*TASK INPUTS:*
==========

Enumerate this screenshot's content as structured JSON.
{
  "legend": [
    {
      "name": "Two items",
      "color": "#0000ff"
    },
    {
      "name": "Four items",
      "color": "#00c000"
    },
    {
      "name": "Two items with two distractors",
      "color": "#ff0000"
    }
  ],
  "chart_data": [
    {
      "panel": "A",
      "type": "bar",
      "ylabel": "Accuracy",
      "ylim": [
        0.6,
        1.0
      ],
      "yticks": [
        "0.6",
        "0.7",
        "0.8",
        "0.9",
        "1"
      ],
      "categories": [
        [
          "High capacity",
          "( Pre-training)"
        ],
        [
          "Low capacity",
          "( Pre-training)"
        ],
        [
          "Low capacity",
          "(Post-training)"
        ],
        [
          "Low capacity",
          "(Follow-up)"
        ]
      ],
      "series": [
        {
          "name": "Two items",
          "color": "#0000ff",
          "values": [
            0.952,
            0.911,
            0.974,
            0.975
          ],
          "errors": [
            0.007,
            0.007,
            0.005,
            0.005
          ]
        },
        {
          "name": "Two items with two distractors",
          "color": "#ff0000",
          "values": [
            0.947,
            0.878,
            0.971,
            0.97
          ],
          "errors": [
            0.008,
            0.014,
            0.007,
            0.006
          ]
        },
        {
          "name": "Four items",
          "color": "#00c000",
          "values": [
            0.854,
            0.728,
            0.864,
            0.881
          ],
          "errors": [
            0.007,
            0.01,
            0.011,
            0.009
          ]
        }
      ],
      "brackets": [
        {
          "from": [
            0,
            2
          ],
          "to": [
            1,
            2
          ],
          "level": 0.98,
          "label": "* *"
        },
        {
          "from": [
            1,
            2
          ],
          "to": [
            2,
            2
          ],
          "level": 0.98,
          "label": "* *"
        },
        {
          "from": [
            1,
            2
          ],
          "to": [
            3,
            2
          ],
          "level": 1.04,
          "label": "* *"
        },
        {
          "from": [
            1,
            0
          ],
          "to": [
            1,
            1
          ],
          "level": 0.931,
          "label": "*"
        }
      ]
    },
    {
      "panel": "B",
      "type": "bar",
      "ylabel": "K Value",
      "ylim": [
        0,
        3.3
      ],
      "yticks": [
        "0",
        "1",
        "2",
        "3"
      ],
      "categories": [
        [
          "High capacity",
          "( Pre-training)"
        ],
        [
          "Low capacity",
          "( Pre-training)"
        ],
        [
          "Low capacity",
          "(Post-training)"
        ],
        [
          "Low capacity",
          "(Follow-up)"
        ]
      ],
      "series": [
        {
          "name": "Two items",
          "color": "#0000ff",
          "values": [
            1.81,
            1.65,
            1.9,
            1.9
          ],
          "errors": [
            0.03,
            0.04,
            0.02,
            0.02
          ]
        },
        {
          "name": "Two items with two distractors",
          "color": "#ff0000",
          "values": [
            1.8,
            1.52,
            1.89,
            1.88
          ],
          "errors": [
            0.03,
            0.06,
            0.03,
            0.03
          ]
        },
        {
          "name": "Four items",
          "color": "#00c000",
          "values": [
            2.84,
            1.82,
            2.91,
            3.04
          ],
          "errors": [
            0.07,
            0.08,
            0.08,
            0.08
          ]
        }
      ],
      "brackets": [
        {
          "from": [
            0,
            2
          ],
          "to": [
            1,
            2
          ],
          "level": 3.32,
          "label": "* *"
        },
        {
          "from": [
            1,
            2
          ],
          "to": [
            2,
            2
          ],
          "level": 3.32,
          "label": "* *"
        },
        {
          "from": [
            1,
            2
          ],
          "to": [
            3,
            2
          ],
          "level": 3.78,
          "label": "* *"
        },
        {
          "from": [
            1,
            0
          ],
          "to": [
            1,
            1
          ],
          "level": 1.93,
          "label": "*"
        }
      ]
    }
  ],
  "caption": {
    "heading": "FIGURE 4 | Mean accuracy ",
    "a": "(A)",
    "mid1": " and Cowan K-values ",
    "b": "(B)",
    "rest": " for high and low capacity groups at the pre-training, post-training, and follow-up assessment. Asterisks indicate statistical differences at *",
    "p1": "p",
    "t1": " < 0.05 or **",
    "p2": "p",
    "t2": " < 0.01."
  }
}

==========

*AIM:* Copy all of the material word for word.

*THE OUTPUT:*
Enumerate this screenshot's content as structured JSON.
{
  "legend": [
    {
      "name": "Two items",
      "color": "#0000ff"
    },
    {
      "name": "Four items",
      "color": "#00c000"
    },
    {
      "name": "Two items with two distractors",
      "color": "#ff0000"
    }
  ],
  "chart_data": [
    {
      "panel": "A",
      "type": "bar",
      "ylabel": "Accuracy",
      "ylim": [
        0.6,
        1.0
      ],
      "yticks": [
        "0.6",
        "0.7",
        "0.8",
        "0.9",
        "1"
      ],
      "categories": [
        [
          "High capacity",
          "( Pre-training)"
        ],
        [
          "Low capacity",
          "( Pre-training)"
        ],
        [
          "Low capacity",
          "(Post-training)"
        ],
        [
          "Low capacity",
          "(Follow-up)"
        ]
      ],
      "series": [
        {
          "name": "Two items",
          "color": "#0000ff",
          "values": [
            0.952,
            0.911,
            0.974,
            0.975
          ],
          "errors": [
            0.007,
            0.007,
            0.005,
            0.005
          ]
        },
        {
          "name": "Two items with two distractors",
          "color": "#ff0000",
          "values": [
            0.947,
            0.878,
            0.971,
            0.97
          ],
          "errors": [
            0.008,
            0.014,
            0.007,
            0.006
          ]
        },
        {
          "name": "Four items",
          "color": "#00c000",
          "values": [
            0.854,
            0.728,
            0.864,
            0.881
          ],
          "errors": [
            0.007,
            0.01,
            0.011,
            0.009
          ]
        }
      ],
      "brackets": [
        {
          "from": [
            0,
            2
          ],
          "to": [
            1,
            2
          ],
          "level": 0.98,
          "label": "* *"
        },
        {
          "from": [
            1,
            2
          ],
          "to": [
            2,
            2
          ],
          "level": 0.98,
          "label": "* *"
        },
        {
          "from": [
            1,
            2
          ],
          "to": [
            3,
            2
          ],
          "level": 1.04,
          "label": "* *"
        },
        {
          "from": [
            1,
            0
          ],
          "to": [
            1,
            1
          ],
          "level": 0.931,
          "label": "*"
        }
      ]
    },
    {
      "panel": "B",
      "type": "bar",
      "ylabel": "K Value",
      "ylim": [
        0,
        3.3
      ],
      "yticks": [
        "0",
        "1",
        "2",
        "3"
      ],
      "categories": [
        [
          "High capacity",
          "( Pre-training)"
        ],
        [
          "Low capacity",
          "( Pre-training)"
        ],
        [
          "Low capacity",
          "(Post-training)"
        ],
        [
          "Low capacity",
          "(Follow-up)"
        ]
      ],
      "series": [
        {
          "name": "Two items",
          "color": "#0000ff",
          "values": [
            1.81,
            1.65,
            1.9,
            1.9
          ],
          "errors": [
            0.03,
            0.04,
            0.02,
            0.02
          ]
        },
        {
          "name": "Two items with two distractors",
          "color": "#ff0000",
          "values": [
            1.8,
            1.52,
            1.89,
            1.88
          ],
          "errors": [
            0.03,
            0.06,
            0.03,
            0.03
          ]
        },
        {
          "name": "Four items",
          "color": "#00c000",
          "values": [
            2.84,
            1.82,
            2.91,
            3.04
          ],
          "errors": [
            0.07,
            0.08,
            0.08,
            0.08
          ]
        }
      ],
      "brackets": [
        {
          "from": [
            0,
            2
          ],
          "to": [
            1,
            2
          ],
          "level": 3.32,
          "label": "* *"
        },
        {
          "from": [
            1,
            2
          ],
          "to": [
            2,
            2
          ],
          "level": 3.32,
          "label": "* *"
        },
        {
          "from": [
            1,
            2
          ],
          "to": [
            3,
            2
          ],
          "level": 3.78,
          "label": "* *"
        },
        {
          "from": [
            1,
            0
          ],
          "to": [
            1,
            1
          ],
          "level": 1.93,
          "label": "*"
        }
      ]
    }
  ],
  "caption": {
    "heading": "FIGURE 4 | Mean accuracy ",
    "a": "(A)",
    "mid1": " and Cowan K-values ",
    "b": "(B)",
    "rest": " for high and low capacity groups at the pre-training, post-training, and follow-up assessment. Asterisks indicate statistical differences at *",
    "p1": "p",
    "t1": " < 0.05 or **",
    "p2": "p",
    "t2": " < 0.01."
  }
}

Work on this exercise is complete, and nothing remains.